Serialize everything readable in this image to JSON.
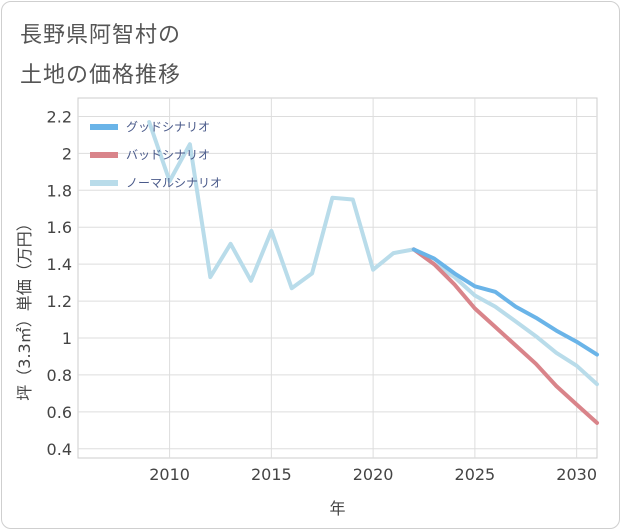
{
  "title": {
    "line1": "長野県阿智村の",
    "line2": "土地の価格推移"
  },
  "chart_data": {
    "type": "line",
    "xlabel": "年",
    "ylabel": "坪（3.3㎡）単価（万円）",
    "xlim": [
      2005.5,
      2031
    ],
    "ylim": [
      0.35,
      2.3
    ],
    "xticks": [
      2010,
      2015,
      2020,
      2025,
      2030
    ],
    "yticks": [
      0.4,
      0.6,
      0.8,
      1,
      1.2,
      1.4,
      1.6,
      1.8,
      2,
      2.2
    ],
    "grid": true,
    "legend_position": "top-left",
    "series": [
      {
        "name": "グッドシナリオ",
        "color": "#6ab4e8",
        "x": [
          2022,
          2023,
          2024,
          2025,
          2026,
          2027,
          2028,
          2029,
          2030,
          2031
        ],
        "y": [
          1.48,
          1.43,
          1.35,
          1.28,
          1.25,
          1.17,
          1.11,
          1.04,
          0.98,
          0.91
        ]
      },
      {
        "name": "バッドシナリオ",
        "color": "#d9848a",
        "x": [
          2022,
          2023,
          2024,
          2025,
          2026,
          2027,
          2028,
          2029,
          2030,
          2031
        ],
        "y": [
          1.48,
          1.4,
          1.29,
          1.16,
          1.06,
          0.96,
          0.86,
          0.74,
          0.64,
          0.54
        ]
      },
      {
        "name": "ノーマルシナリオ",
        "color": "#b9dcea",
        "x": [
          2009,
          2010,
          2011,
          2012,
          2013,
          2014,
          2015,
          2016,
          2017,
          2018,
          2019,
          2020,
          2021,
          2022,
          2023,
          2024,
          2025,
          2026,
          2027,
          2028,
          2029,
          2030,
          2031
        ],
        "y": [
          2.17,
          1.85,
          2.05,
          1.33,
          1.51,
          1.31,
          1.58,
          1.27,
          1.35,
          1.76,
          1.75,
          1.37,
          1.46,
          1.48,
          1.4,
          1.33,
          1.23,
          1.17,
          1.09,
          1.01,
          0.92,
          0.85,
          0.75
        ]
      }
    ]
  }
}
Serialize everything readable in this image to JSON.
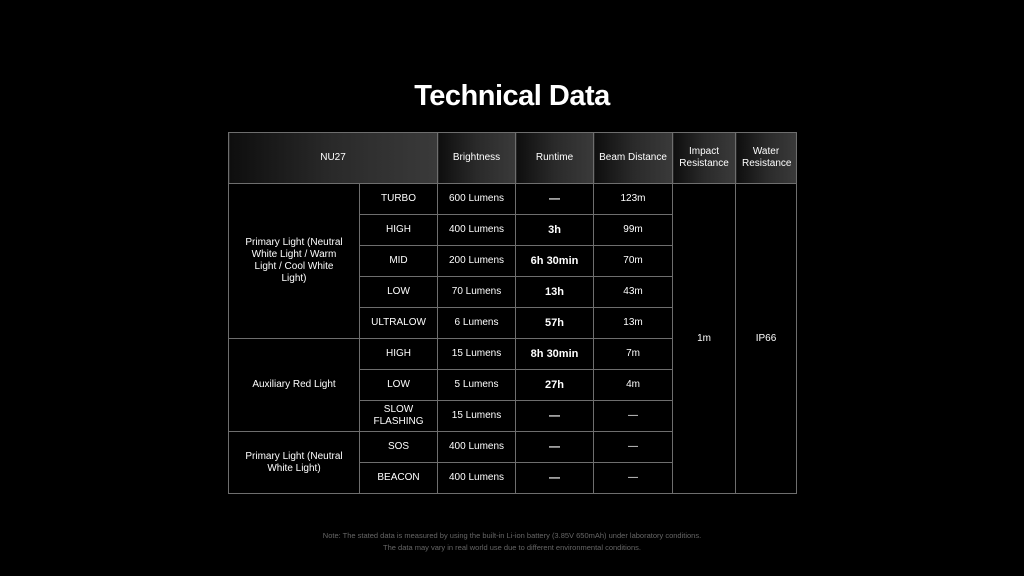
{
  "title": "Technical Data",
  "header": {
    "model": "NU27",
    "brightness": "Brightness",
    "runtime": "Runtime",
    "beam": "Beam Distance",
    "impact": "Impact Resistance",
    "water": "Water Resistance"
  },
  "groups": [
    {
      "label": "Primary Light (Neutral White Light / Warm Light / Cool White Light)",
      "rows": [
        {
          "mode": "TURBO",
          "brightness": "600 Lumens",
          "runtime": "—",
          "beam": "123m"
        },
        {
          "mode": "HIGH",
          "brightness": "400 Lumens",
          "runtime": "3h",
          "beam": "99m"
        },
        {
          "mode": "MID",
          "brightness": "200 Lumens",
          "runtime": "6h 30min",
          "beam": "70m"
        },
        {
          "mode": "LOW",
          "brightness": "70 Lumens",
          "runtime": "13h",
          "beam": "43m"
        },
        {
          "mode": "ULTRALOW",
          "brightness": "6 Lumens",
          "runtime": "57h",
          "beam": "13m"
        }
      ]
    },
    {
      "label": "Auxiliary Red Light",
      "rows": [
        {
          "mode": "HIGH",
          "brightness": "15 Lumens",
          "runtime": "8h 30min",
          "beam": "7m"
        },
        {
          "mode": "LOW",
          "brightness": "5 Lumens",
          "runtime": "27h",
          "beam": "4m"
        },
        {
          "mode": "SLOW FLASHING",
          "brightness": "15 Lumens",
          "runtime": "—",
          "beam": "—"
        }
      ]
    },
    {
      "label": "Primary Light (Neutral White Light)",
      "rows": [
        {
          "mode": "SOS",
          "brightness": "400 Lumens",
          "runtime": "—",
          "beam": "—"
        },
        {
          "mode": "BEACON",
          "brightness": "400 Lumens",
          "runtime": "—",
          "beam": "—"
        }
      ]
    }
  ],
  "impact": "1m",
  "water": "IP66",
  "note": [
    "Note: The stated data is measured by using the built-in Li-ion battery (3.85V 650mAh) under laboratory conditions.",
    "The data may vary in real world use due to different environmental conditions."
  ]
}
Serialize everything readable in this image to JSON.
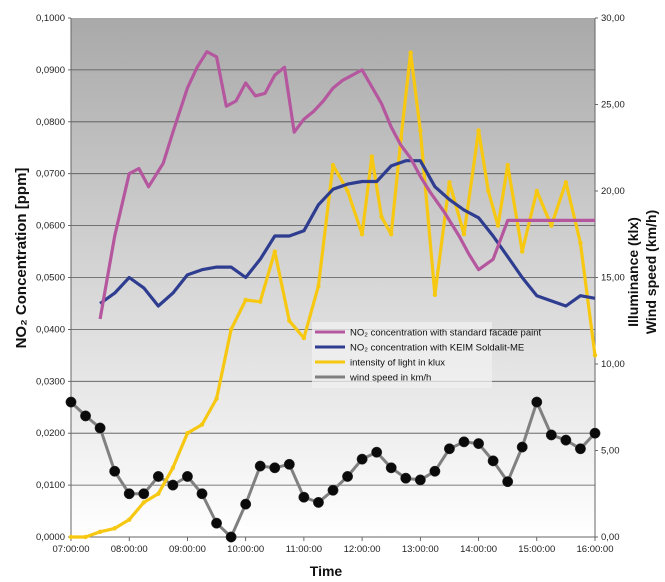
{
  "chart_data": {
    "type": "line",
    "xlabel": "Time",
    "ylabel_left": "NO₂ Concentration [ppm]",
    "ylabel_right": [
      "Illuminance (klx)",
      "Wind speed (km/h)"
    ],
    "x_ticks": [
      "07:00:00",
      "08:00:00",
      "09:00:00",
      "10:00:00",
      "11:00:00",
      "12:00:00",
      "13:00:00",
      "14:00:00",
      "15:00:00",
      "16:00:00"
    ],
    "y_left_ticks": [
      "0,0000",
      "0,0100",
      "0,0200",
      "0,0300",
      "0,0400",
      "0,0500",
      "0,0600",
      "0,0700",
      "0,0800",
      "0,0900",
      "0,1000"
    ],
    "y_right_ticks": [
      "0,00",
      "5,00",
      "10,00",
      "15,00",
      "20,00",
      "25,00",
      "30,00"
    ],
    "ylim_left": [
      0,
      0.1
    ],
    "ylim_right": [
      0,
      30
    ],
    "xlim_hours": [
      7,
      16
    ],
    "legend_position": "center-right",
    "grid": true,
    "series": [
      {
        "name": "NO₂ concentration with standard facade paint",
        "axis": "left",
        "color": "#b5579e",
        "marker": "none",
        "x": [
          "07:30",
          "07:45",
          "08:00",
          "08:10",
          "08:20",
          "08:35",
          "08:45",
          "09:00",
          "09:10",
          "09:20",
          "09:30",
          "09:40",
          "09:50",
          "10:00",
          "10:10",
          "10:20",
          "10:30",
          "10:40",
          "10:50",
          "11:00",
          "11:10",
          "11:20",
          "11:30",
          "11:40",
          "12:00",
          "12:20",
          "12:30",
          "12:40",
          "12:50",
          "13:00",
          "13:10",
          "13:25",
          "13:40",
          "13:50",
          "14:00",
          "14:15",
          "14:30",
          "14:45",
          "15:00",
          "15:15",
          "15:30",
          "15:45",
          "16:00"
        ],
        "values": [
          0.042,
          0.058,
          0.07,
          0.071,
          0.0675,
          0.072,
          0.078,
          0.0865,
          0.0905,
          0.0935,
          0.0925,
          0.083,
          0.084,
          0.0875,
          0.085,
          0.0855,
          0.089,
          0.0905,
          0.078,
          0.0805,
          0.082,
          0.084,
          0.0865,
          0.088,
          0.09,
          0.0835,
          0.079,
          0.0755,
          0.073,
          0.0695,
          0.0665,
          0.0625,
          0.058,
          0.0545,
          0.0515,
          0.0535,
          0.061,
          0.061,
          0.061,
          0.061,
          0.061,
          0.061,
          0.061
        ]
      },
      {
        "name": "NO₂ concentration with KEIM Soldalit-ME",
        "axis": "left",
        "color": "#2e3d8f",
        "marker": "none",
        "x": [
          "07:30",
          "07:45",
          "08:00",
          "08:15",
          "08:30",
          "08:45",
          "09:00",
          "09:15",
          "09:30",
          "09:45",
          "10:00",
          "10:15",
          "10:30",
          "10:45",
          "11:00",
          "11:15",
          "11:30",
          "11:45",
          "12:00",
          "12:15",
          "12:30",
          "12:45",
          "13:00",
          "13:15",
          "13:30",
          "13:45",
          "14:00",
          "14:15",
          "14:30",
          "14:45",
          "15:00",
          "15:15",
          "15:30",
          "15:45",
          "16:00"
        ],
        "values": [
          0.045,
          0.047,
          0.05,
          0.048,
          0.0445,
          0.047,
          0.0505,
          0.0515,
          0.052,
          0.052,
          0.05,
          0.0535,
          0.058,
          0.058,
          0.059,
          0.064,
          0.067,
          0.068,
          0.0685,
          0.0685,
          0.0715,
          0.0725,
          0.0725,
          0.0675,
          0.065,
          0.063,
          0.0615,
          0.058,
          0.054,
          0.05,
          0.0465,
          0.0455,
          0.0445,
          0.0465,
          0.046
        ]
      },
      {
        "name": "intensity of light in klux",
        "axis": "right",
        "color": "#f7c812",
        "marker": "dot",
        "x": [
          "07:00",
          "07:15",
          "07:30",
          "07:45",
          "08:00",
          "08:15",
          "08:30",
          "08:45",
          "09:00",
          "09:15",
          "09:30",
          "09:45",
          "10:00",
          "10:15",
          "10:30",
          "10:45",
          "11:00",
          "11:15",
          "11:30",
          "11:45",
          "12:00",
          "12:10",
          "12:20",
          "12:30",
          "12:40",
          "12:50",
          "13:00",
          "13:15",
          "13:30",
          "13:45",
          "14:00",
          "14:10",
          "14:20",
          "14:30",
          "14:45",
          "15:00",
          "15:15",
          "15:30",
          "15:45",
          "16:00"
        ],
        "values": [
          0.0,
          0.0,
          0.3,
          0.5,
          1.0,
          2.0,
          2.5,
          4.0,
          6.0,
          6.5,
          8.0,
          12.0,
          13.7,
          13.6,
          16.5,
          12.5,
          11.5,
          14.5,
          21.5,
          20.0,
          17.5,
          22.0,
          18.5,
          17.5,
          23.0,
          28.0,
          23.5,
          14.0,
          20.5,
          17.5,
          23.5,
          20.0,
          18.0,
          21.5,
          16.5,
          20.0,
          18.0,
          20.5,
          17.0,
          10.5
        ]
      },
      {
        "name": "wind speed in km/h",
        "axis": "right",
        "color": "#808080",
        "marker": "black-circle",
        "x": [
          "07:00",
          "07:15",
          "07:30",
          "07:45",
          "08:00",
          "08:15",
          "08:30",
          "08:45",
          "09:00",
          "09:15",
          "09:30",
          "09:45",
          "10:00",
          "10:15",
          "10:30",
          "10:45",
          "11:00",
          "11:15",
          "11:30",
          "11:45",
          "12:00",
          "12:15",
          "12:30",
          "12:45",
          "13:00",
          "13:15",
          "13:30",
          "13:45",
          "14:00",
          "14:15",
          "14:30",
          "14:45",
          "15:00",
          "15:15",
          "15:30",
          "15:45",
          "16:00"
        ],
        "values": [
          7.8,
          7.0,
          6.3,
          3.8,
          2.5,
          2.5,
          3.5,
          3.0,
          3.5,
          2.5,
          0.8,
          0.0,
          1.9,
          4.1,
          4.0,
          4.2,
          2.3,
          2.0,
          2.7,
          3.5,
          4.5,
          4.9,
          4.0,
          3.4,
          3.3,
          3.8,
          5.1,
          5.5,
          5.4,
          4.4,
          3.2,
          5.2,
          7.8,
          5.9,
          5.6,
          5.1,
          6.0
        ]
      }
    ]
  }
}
______________________________
_WRITTEN EXERCISE_
Note every line above where the string "speed" shows up, and copy those lines.

_EXERCISE RESPONSE_
      "Wind speed (km/h)"
        "name": "wind speed in km/h",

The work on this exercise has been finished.